--- begin MATERIAL FOR THIS EXERCISE ---

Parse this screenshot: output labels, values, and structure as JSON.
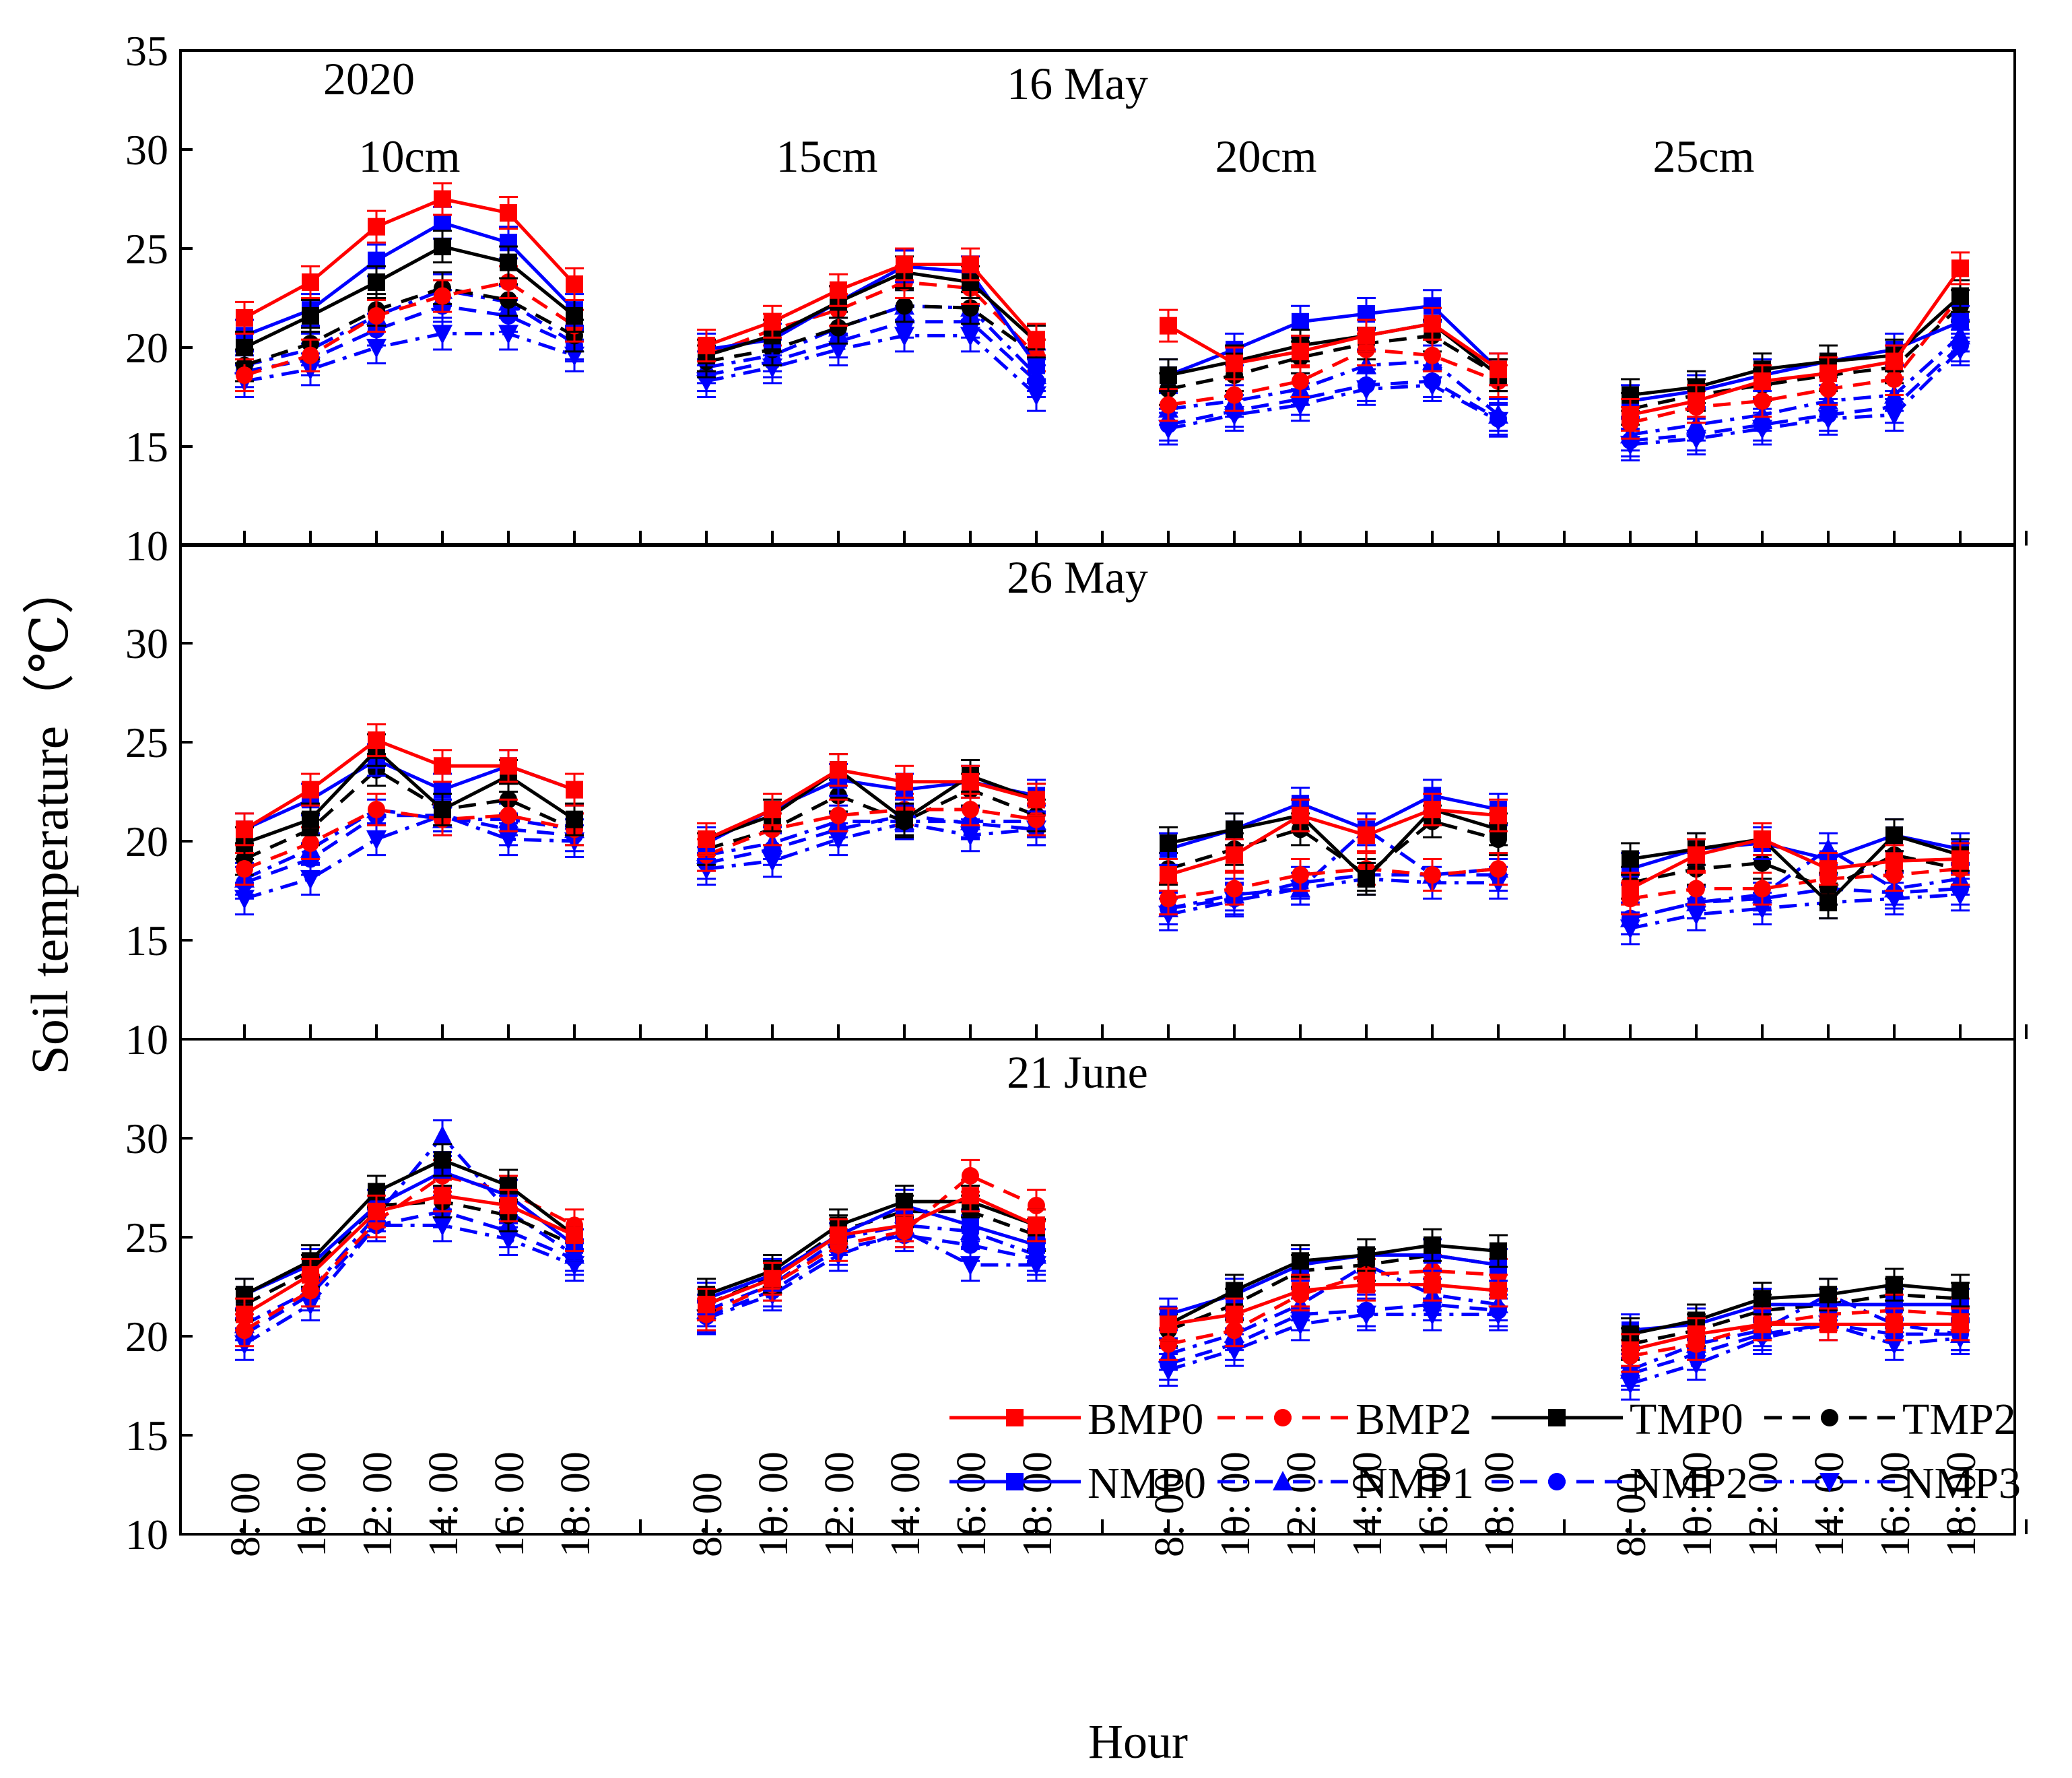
{
  "chart_data": {
    "type": "line",
    "year_label": "2020",
    "ylabel": "Soil temperature（℃）",
    "xlabel": "Hour",
    "hours": [
      "8: 00",
      "10: 00",
      "12: 00",
      "14: 00",
      "16: 00",
      "18: 00"
    ],
    "depths": [
      "10cm",
      "15cm",
      "20cm",
      "25cm"
    ],
    "ylim": [
      10,
      35
    ],
    "yticks": [
      10,
      15,
      20,
      25,
      30,
      35
    ],
    "legend": {
      "location": "lower-right of bottom panel",
      "entries": [
        "BMP0",
        "BMP2",
        "TMP0",
        "TMP2",
        "NMP0",
        "NMP1",
        "NMP2",
        "NMP3"
      ]
    },
    "series_styles": {
      "BMP0": {
        "color": "#ff0000",
        "dash": "solid",
        "marker": "square"
      },
      "BMP2": {
        "color": "#ff0000",
        "dash": "dashed",
        "marker": "circle"
      },
      "TMP0": {
        "color": "#000000",
        "dash": "solid",
        "marker": "square"
      },
      "TMP2": {
        "color": "#000000",
        "dash": "dashed",
        "marker": "circle"
      },
      "NMP0": {
        "color": "#0000ff",
        "dash": "solid",
        "marker": "square"
      },
      "NMP1": {
        "color": "#0000ff",
        "dash": "dotdash",
        "marker": "triangle-up"
      },
      "NMP2": {
        "color": "#0000ff",
        "dash": "dashed",
        "marker": "circle"
      },
      "NMP3": {
        "color": "#0000ff",
        "dash": "dotdash",
        "marker": "triangle-down"
      }
    },
    "panels": [
      {
        "date": "16 May",
        "ylim": [
          10,
          35
        ],
        "series": {
          "BMP0": [
            [
              21.5,
              23.3,
              26.1,
              27.5,
              26.8,
              23.2
            ],
            [
              20.1,
              21.3,
              22.9,
              24.2,
              24.2,
              20.4
            ],
            [
              21.1,
              19.2,
              19.8,
              20.6,
              21.2,
              18.9
            ],
            [
              16.6,
              17.3,
              18.3,
              18.7,
              19.3,
              24.0
            ]
          ],
          "BMP2": [
            [
              18.6,
              19.6,
              21.6,
              22.6,
              23.3,
              21.1
            ],
            [
              19.6,
              20.9,
              21.9,
              23.3,
              23.0,
              19.6
            ],
            [
              17.1,
              17.6,
              18.3,
              19.9,
              19.6,
              18.3
            ],
            [
              16.2,
              17.0,
              17.3,
              17.9,
              18.4,
              22.6
            ]
          ],
          "TMP0": [
            [
              20.0,
              21.6,
              23.3,
              25.1,
              24.3,
              21.6
            ],
            [
              19.6,
              20.6,
              22.3,
              23.8,
              23.3,
              20.3
            ],
            [
              18.6,
              19.3,
              20.1,
              20.6,
              21.2,
              18.6
            ],
            [
              17.6,
              18.0,
              18.9,
              19.3,
              19.6,
              22.6
            ]
          ],
          "TMP2": [
            [
              19.1,
              20.2,
              21.9,
              23.0,
              22.4,
              20.6
            ],
            [
              19.3,
              19.9,
              21.0,
              22.1,
              22.0,
              19.6
            ],
            [
              17.9,
              18.6,
              19.5,
              20.2,
              20.6,
              18.6
            ],
            [
              16.9,
              17.6,
              18.1,
              18.6,
              19.0,
              22.1
            ]
          ],
          "NMP0": [
            [
              20.6,
              21.9,
              24.4,
              26.3,
              25.3,
              21.9
            ],
            [
              19.9,
              20.4,
              22.3,
              24.1,
              23.8,
              19.1
            ],
            [
              18.6,
              19.9,
              21.3,
              21.7,
              22.1,
              18.9
            ],
            [
              17.3,
              17.8,
              18.6,
              19.3,
              19.9,
              21.3
            ]
          ],
          "NMP1": [
            [
              19.1,
              19.9,
              21.6,
              22.9,
              22.3,
              20.2
            ],
            [
              19.0,
              19.6,
              21.0,
              22.1,
              22.0,
              18.6
            ],
            [
              16.9,
              17.3,
              17.9,
              19.1,
              19.3,
              16.6
            ],
            [
              15.6,
              16.1,
              16.6,
              17.3,
              17.6,
              20.6
            ]
          ],
          "NMP2": [
            [
              18.8,
              19.4,
              20.9,
              22.1,
              21.6,
              20.1
            ],
            [
              18.6,
              19.3,
              20.3,
              21.3,
              21.3,
              18.3
            ],
            [
              16.1,
              16.8,
              17.4,
              18.1,
              18.3,
              16.4
            ],
            [
              15.3,
              15.6,
              16.1,
              16.6,
              17.0,
              20.1
            ]
          ],
          "NMP3": [
            [
              18.3,
              18.9,
              20.0,
              20.7,
              20.7,
              19.6
            ],
            [
              18.3,
              19.0,
              19.9,
              20.6,
              20.6,
              17.6
            ],
            [
              15.9,
              16.6,
              17.1,
              17.9,
              18.1,
              16.3
            ],
            [
              15.1,
              15.4,
              15.9,
              16.4,
              16.6,
              19.9
            ]
          ]
        }
      },
      {
        "date": "26 May",
        "ylim": [
          10,
          35
        ],
        "series": {
          "BMP0": [
            [
              20.6,
              22.6,
              25.1,
              23.8,
              23.8,
              22.6
            ],
            [
              20.1,
              21.6,
              23.6,
              23.0,
              23.0,
              22.1
            ],
            [
              18.3,
              19.3,
              21.3,
              20.3,
              21.6,
              21.3
            ],
            [
              17.6,
              19.3,
              20.1,
              18.6,
              19.0,
              19.1
            ]
          ],
          "BMP2": [
            [
              18.6,
              19.9,
              21.6,
              21.1,
              21.3,
              20.6
            ],
            [
              19.3,
              20.6,
              21.3,
              21.6,
              21.6,
              21.1
            ],
            [
              17.1,
              17.6,
              18.3,
              18.6,
              18.3,
              18.6
            ],
            [
              17.1,
              17.6,
              17.6,
              18.1,
              18.3,
              18.6
            ]
          ],
          "TMP0": [
            [
              19.9,
              21.1,
              24.6,
              21.6,
              23.3,
              21.1
            ],
            [
              20.1,
              21.3,
              23.6,
              21.1,
              23.3,
              22.1
            ],
            [
              19.9,
              20.6,
              21.3,
              18.1,
              21.6,
              20.6
            ],
            [
              19.1,
              19.6,
              20.1,
              16.9,
              20.3,
              19.3
            ]
          ],
          "TMP2": [
            [
              19.1,
              20.6,
              23.6,
              21.6,
              22.1,
              20.6
            ],
            [
              19.6,
              20.6,
              22.3,
              21.0,
              22.6,
              21.3
            ],
            [
              18.6,
              19.6,
              20.6,
              18.3,
              21.0,
              20.1
            ],
            [
              17.9,
              18.6,
              18.9,
              17.6,
              19.3,
              18.6
            ]
          ],
          "NMP0": [
            [
              20.6,
              22.1,
              24.1,
              22.6,
              23.8,
              22.6
            ],
            [
              19.9,
              21.6,
              23.1,
              22.6,
              23.0,
              22.3
            ],
            [
              19.6,
              20.6,
              21.9,
              20.6,
              22.3,
              21.6
            ],
            [
              18.6,
              19.6,
              19.9,
              19.1,
              20.3,
              19.6
            ]
          ],
          "NMP1": [
            [
              18.1,
              19.6,
              21.6,
              21.1,
              21.1,
              20.6
            ],
            [
              19.3,
              19.9,
              21.0,
              21.0,
              21.0,
              21.0
            ],
            [
              16.6,
              17.3,
              17.6,
              20.6,
              18.3,
              18.6
            ],
            [
              16.1,
              16.9,
              17.3,
              19.6,
              17.6,
              18.1
            ]
          ],
          "NMP2": [
            [
              17.9,
              19.1,
              21.3,
              21.3,
              20.6,
              20.3
            ],
            [
              18.9,
              19.6,
              20.6,
              21.3,
              20.9,
              20.6
            ],
            [
              16.6,
              17.1,
              17.9,
              18.3,
              18.3,
              18.3
            ],
            [
              16.1,
              16.9,
              17.1,
              17.6,
              17.4,
              17.6
            ]
          ],
          "NMP3": [
            [
              17.1,
              18.1,
              20.1,
              21.3,
              20.1,
              20.0
            ],
            [
              18.6,
              19.0,
              20.1,
              20.9,
              20.3,
              20.6
            ],
            [
              16.3,
              17.0,
              17.6,
              18.1,
              17.9,
              17.9
            ],
            [
              15.6,
              16.3,
              16.6,
              16.9,
              17.1,
              17.3
            ]
          ]
        }
      },
      {
        "date": "21 June",
        "ylim": [
          10,
          35
        ],
        "series": {
          "BMP0": [
            [
              21.1,
              23.1,
              26.3,
              27.1,
              26.6,
              25.1
            ],
            [
              21.6,
              22.9,
              25.1,
              25.6,
              27.1,
              25.6
            ],
            [
              20.6,
              21.1,
              22.3,
              22.6,
              22.6,
              22.3
            ],
            [
              19.3,
              20.1,
              20.6,
              20.6,
              20.6,
              20.6
            ]
          ],
          "BMP2": [
            [
              20.3,
              22.3,
              25.8,
              28.1,
              27.3,
              25.6
            ],
            [
              21.1,
              22.6,
              24.6,
              25.3,
              28.1,
              26.6
            ],
            [
              19.6,
              20.3,
              22.1,
              23.1,
              23.3,
              23.1
            ],
            [
              19.0,
              19.6,
              20.6,
              21.1,
              21.3,
              21.1
            ]
          ],
          "TMP0": [
            [
              22.1,
              23.8,
              27.3,
              28.9,
              27.6,
              25.1
            ],
            [
              22.1,
              23.3,
              25.6,
              26.8,
              26.8,
              25.6
            ],
            [
              20.6,
              22.3,
              23.8,
              24.1,
              24.6,
              24.3
            ],
            [
              20.1,
              20.8,
              21.9,
              22.1,
              22.6,
              22.3
            ]
          ],
          "TMP2": [
            [
              21.6,
              23.3,
              26.6,
              26.8,
              26.1,
              24.6
            ],
            [
              21.6,
              23.0,
              25.3,
              26.3,
              26.3,
              25.1
            ],
            [
              20.3,
              21.6,
              23.3,
              23.6,
              24.1,
              23.6
            ],
            [
              19.6,
              20.3,
              21.3,
              21.6,
              22.1,
              21.9
            ]
          ],
          "NMP0": [
            [
              22.1,
              23.6,
              26.6,
              28.3,
              27.1,
              24.6
            ],
            [
              21.9,
              23.1,
              25.1,
              26.6,
              25.6,
              24.6
            ],
            [
              21.1,
              22.1,
              23.6,
              24.1,
              24.1,
              23.6
            ],
            [
              20.3,
              20.6,
              21.6,
              21.6,
              21.6,
              21.6
            ]
          ],
          "NMP1": [
            [
              20.6,
              22.3,
              26.1,
              30.1,
              26.3,
              24.1
            ],
            [
              21.3,
              22.6,
              24.9,
              25.6,
              25.3,
              24.1
            ],
            [
              19.1,
              20.1,
              21.6,
              23.6,
              22.1,
              21.6
            ],
            [
              18.3,
              19.6,
              20.3,
              22.1,
              20.6,
              20.1
            ]
          ],
          "NMP2": [
            [
              20.1,
              22.1,
              25.6,
              26.3,
              25.3,
              23.9
            ],
            [
              21.0,
              22.3,
              24.4,
              25.1,
              24.6,
              23.9
            ],
            [
              18.6,
              19.6,
              21.1,
              21.3,
              21.6,
              21.3
            ],
            [
              18.1,
              19.1,
              20.1,
              20.6,
              20.1,
              20.1
            ]
          ],
          "NMP3": [
            [
              19.6,
              21.6,
              25.6,
              25.6,
              24.9,
              23.6
            ],
            [
              20.9,
              22.1,
              24.1,
              25.3,
              23.6,
              23.6
            ],
            [
              18.3,
              19.3,
              20.6,
              21.1,
              21.1,
              21.1
            ],
            [
              17.6,
              18.6,
              19.9,
              20.6,
              19.6,
              19.9
            ]
          ]
        }
      }
    ]
  }
}
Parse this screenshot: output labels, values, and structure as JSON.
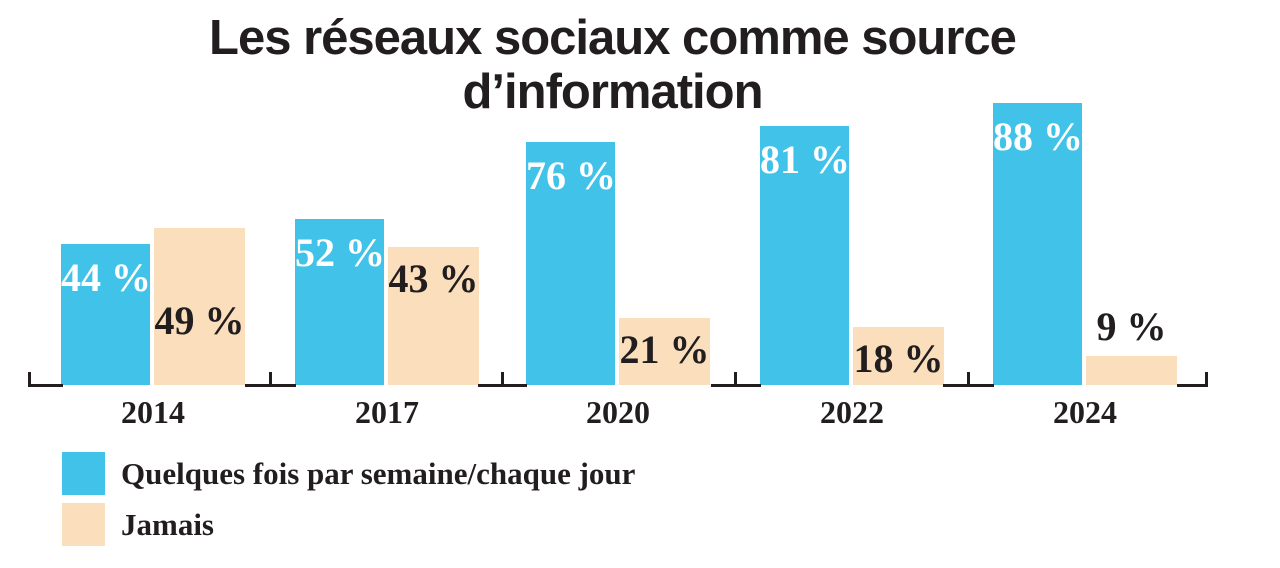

--- end MATERIAL FOR THIS EXERCISE ---

GOAL
Give the count of lines in the data above that hold the string "triangle", with no additional words.

OUTPUT FOR THIS EXERCISE
2